Exercise goal =
Quote all entries in full, exactly.
## start
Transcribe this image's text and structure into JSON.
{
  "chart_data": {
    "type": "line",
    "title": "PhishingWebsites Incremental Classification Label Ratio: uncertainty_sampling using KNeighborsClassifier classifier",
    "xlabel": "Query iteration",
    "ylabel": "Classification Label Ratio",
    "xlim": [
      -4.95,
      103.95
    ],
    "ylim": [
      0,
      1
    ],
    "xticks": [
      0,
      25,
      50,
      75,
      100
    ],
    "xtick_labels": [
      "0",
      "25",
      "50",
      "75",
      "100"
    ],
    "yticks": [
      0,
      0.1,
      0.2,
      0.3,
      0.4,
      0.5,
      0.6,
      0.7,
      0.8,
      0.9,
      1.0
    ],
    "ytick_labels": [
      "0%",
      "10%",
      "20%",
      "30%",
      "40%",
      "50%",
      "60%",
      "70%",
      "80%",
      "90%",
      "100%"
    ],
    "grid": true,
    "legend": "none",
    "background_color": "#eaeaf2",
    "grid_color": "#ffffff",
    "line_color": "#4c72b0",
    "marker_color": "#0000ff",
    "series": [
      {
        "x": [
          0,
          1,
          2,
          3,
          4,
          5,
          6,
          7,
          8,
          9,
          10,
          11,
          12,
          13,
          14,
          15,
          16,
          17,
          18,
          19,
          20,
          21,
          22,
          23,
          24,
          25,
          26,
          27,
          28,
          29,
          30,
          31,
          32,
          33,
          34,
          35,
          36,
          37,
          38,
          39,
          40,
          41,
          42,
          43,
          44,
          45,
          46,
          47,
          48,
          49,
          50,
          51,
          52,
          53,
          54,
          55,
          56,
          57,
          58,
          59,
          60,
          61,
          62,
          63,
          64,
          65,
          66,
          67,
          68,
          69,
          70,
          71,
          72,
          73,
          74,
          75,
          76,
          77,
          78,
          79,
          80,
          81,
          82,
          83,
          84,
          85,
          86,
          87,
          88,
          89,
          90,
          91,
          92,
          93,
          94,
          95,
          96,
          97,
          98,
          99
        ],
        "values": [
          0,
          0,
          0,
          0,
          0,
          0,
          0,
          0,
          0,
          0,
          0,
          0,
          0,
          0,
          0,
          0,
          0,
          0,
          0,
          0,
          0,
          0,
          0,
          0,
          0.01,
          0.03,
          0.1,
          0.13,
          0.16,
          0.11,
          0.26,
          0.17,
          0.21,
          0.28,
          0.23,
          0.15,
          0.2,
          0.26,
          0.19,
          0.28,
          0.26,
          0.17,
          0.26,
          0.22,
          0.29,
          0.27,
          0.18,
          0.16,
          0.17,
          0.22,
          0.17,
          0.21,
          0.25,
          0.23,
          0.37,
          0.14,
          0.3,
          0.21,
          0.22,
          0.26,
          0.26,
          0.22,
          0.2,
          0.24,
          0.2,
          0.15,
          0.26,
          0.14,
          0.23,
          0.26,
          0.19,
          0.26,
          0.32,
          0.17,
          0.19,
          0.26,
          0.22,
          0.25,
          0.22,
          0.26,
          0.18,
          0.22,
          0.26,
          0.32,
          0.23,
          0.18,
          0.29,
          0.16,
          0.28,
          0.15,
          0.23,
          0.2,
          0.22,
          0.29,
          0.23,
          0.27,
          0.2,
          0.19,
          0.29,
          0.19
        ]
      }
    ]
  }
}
## end
Task response =
Transcribe this image's text and structure into JSON.
{
  "chart_data": {
    "type": "line",
    "title": "PhishingWebsites Incremental Classification Label Ratio: uncertainty_sampling using KNeighborsClassifier classifier",
    "xlabel": "Query iteration",
    "ylabel": "Classification Label Ratio",
    "xlim": [
      -4.95,
      103.95
    ],
    "ylim": [
      0,
      1
    ],
    "xticks": [
      0,
      25,
      50,
      75,
      100
    ],
    "xtick_labels": [
      "0",
      "25",
      "50",
      "75",
      "100"
    ],
    "yticks": [
      0,
      0.1,
      0.2,
      0.3,
      0.4,
      0.5,
      0.6,
      0.7,
      0.8,
      0.9,
      1.0
    ],
    "ytick_labels": [
      "0%",
      "10%",
      "20%",
      "30%",
      "40%",
      "50%",
      "60%",
      "70%",
      "80%",
      "90%",
      "100%"
    ],
    "grid": true,
    "legend": "none",
    "background_color": "#eaeaf2",
    "grid_color": "#ffffff",
    "line_color": "#4c72b0",
    "marker_color": "#0000ff",
    "series": [
      {
        "x": [
          0,
          1,
          2,
          3,
          4,
          5,
          6,
          7,
          8,
          9,
          10,
          11,
          12,
          13,
          14,
          15,
          16,
          17,
          18,
          19,
          20,
          21,
          22,
          23,
          24,
          25,
          26,
          27,
          28,
          29,
          30,
          31,
          32,
          33,
          34,
          35,
          36,
          37,
          38,
          39,
          40,
          41,
          42,
          43,
          44,
          45,
          46,
          47,
          48,
          49,
          50,
          51,
          52,
          53,
          54,
          55,
          56,
          57,
          58,
          59,
          60,
          61,
          62,
          63,
          64,
          65,
          66,
          67,
          68,
          69,
          70,
          71,
          72,
          73,
          74,
          75,
          76,
          77,
          78,
          79,
          80,
          81,
          82,
          83,
          84,
          85,
          86,
          87,
          88,
          89,
          90,
          91,
          92,
          93,
          94,
          95,
          96,
          97,
          98,
          99
        ],
        "values": [
          0,
          0,
          0,
          0,
          0,
          0,
          0,
          0,
          0,
          0,
          0,
          0,
          0,
          0,
          0,
          0,
          0,
          0,
          0,
          0,
          0,
          0,
          0,
          0,
          0.01,
          0.03,
          0.1,
          0.13,
          0.16,
          0.11,
          0.26,
          0.17,
          0.21,
          0.28,
          0.23,
          0.15,
          0.2,
          0.26,
          0.19,
          0.28,
          0.26,
          0.17,
          0.26,
          0.22,
          0.29,
          0.27,
          0.18,
          0.16,
          0.17,
          0.22,
          0.17,
          0.21,
          0.25,
          0.23,
          0.37,
          0.14,
          0.3,
          0.21,
          0.22,
          0.26,
          0.26,
          0.22,
          0.2,
          0.24,
          0.2,
          0.15,
          0.26,
          0.14,
          0.23,
          0.26,
          0.19,
          0.26,
          0.32,
          0.17,
          0.19,
          0.26,
          0.22,
          0.25,
          0.22,
          0.26,
          0.18,
          0.22,
          0.26,
          0.32,
          0.23,
          0.18,
          0.29,
          0.16,
          0.28,
          0.15,
          0.23,
          0.2,
          0.22,
          0.29,
          0.23,
          0.27,
          0.2,
          0.19,
          0.29,
          0.19
        ]
      }
    ]
  }
}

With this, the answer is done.